■ Items ■
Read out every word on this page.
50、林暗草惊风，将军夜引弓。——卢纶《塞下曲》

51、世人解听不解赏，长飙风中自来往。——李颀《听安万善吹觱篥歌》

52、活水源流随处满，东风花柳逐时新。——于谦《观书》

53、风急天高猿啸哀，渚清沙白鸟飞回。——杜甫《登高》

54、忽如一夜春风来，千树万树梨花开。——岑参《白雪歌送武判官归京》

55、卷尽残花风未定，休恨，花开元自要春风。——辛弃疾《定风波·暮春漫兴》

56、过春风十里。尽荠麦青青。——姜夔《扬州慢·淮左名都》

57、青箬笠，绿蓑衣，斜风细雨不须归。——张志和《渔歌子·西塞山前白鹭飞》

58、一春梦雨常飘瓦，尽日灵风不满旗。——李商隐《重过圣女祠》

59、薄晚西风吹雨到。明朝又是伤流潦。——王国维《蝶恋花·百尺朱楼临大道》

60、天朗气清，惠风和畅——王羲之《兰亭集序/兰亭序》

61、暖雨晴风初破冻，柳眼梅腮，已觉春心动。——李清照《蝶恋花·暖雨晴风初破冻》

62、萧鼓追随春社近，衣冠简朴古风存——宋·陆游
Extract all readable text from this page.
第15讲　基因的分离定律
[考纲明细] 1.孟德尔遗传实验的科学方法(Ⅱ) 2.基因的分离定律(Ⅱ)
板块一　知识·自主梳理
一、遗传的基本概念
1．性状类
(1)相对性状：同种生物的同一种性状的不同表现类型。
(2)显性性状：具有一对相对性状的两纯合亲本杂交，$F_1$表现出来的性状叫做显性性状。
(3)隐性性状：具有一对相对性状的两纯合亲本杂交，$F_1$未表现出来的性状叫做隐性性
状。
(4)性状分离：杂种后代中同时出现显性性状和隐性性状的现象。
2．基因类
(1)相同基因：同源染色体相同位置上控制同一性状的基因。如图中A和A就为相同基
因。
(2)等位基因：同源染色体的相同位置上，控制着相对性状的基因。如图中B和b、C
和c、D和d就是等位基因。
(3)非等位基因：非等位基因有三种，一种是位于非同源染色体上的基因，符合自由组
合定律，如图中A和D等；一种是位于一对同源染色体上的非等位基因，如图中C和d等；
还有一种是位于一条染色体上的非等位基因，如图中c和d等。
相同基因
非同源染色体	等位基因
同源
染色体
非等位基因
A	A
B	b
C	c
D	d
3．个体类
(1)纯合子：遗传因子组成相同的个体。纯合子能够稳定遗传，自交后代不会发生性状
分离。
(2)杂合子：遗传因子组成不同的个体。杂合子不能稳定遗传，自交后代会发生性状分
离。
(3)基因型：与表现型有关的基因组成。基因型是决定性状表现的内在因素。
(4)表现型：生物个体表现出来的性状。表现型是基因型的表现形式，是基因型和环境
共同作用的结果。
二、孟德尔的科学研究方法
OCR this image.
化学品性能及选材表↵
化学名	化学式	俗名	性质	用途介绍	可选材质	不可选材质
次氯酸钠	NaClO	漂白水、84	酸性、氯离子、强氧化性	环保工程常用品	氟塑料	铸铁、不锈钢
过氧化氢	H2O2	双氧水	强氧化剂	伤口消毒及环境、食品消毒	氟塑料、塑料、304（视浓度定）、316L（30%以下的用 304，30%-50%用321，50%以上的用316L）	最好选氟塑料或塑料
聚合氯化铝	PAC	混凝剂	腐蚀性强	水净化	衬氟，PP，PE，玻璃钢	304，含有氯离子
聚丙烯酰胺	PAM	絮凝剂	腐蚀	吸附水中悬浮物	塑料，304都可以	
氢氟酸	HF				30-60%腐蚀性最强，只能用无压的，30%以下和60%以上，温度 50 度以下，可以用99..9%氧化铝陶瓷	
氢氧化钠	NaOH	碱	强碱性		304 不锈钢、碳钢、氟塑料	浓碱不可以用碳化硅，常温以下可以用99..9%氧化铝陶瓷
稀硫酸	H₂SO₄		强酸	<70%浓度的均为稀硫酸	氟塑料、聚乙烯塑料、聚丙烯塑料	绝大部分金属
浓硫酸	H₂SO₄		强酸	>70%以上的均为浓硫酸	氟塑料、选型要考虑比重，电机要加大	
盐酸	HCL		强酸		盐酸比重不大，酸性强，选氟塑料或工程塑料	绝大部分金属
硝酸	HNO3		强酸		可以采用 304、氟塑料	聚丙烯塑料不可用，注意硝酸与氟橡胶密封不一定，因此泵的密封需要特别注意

■ What you are asked to do ■
Output the records exactly, including every line.

■ Exercise result ■
Read out every word on this page.
50、林暗草惊风，将军夜引弓。——卢纶《塞下曲》

51、世人解听不解赏，长飙风中自来往。——李颀《听安万善吹觱篥歌》

52、活水源流随处满，东风花柳逐时新。——于谦《观书》

53、风急天高猿啸哀，渚清沙白鸟飞回。——杜甫《登高》

54、忽如一夜春风来，千树万树梨花开。——岑参《白雪歌送武判官归京》

55、卷尽残花风未定，休恨，花开元自要春风。——辛弃疾《定风波·暮春漫兴》

56、过春风十里。尽荠麦青青。——姜夔《扬州慢·淮左名都》

57、青箬笠，绿蓑衣，斜风细雨不须归。——张志和《渔歌子·西塞山前白鹭飞》

58、一春梦雨常飘瓦，尽日灵风不满旗。——李商隐《重过圣女祠》

59、薄晚西风吹雨到。明朝又是伤流潦。——王国维《蝶恋花·百尺朱楼临大道》

60、天朗气清，惠风和畅——王羲之《兰亭集序/兰亭序》

61、暖雨晴风初破冻，柳眼梅腮，已觉春心动。——李清照《蝶恋花·暖雨晴风初破冻》

62、萧鼓追随春社近，衣冠简朴古风存——宋·陆游
Extract all readable text from this page.
第15讲　基因的分离定律
[考纲明细] 1.孟德尔遗传实验的科学方法(Ⅱ) 2.基因的分离定律(Ⅱ)
板块一　知识·自主梳理
一、遗传的基本概念
1．性状类
(1)相对性状：同种生物的同一种性状的不同表现类型。
(2)显性性状：具有一对相对性状的两纯合亲本杂交，$F_1$表现出来的性状叫做显性性状。
(3)隐性性状：具有一对相对性状的两纯合亲本杂交，$F_1$未表现出来的性状叫做隐性性
状。
(4)性状分离：杂种后代中同时出现显性性状和隐性性状的现象。
2．基因类
(1)相同基因：同源染色体相同位置上控制同一性状的基因。如图中A和A就为相同基
因。
(2)等位基因：同源染色体的相同位置上，控制着相对性状的基因。如图中B和b、C
和c、D和d就是等位基因。
(3)非等位基因：非等位基因有三种，一种是位于非同源染色体上的基因，符合自由组
合定律，如图中A和D等；一种是位于一对同源染色体上的非等位基因，如图中C和d等；
还有一种是位于一条染色体上的非等位基因，如图中c和d等。
相同基因
非同源染色体	等位基因
同源
染色体
非等位基因
A	A
B	b
C	c
D	d
3．个体类
(1)纯合子：遗传因子组成相同的个体。纯合子能够稳定遗传，自交后代不会发生性状
分离。
(2)杂合子：遗传因子组成不同的个体。杂合子不能稳定遗传，自交后代会发生性状分
离。
(3)基因型：与表现型有关的基因组成。基因型是决定性状表现的内在因素。
(4)表现型：生物个体表现出来的性状。表现型是基因型的表现形式，是基因型和环境
共同作用的结果。
二、孟德尔的科学研究方法
OCR this image.
化学品性能及选材表↵
化学名	化学式	俗名	性质	用途介绍	可选材质	不可选材质
次氯酸钠	NaClO	漂白水、84	酸性、氯离子、强氧化性	环保工程常用品	氟塑料	铸铁、不锈钢
过氧化氢	H2O2	双氧水	强氧化剂	伤口消毒及环境、食品消毒	氟塑料、塑料、304（视浓度定）、316L（30%以下的用 304，30%-50%用321，50%以上的用316L）	最好选氟塑料或塑料
聚合氯化铝	PAC	混凝剂	腐蚀性强	水净化	衬氟，PP，PE，玻璃钢	304，含有氯离子
聚丙烯酰胺	PAM	絮凝剂	腐蚀	吸附水中悬浮物	塑料，304都可以	
氢氟酸	HF				30-60%腐蚀性最强，只能用无压的，30%以下和60%以上，温度 50 度以下，可以用99..9%氧化铝陶瓷	
氢氧化钠	NaOH	碱	强碱性		304 不锈钢、碳钢、氟塑料	浓碱不可以用碳化硅，常温以下可以用99..9%氧化铝陶瓷
稀硫酸	H₂SO₄		强酸	<70%浓度的均为稀硫酸	氟塑料、聚乙烯塑料、聚丙烯塑料	绝大部分金属
浓硫酸	H₂SO₄		强酸	>70%以上的均为浓硫酸	氟塑料、选型要考虑比重，电机要加大	
盐酸	HCL		强酸		盐酸比重不大，酸性强，选氟塑料或工程塑料	绝大部分金属
硝酸	HNO3		强酸		可以采用 304、氟塑料	聚丙烯塑料不可用，注意硝酸与氟橡胶密封不一定，因此泵的密封需要特别注意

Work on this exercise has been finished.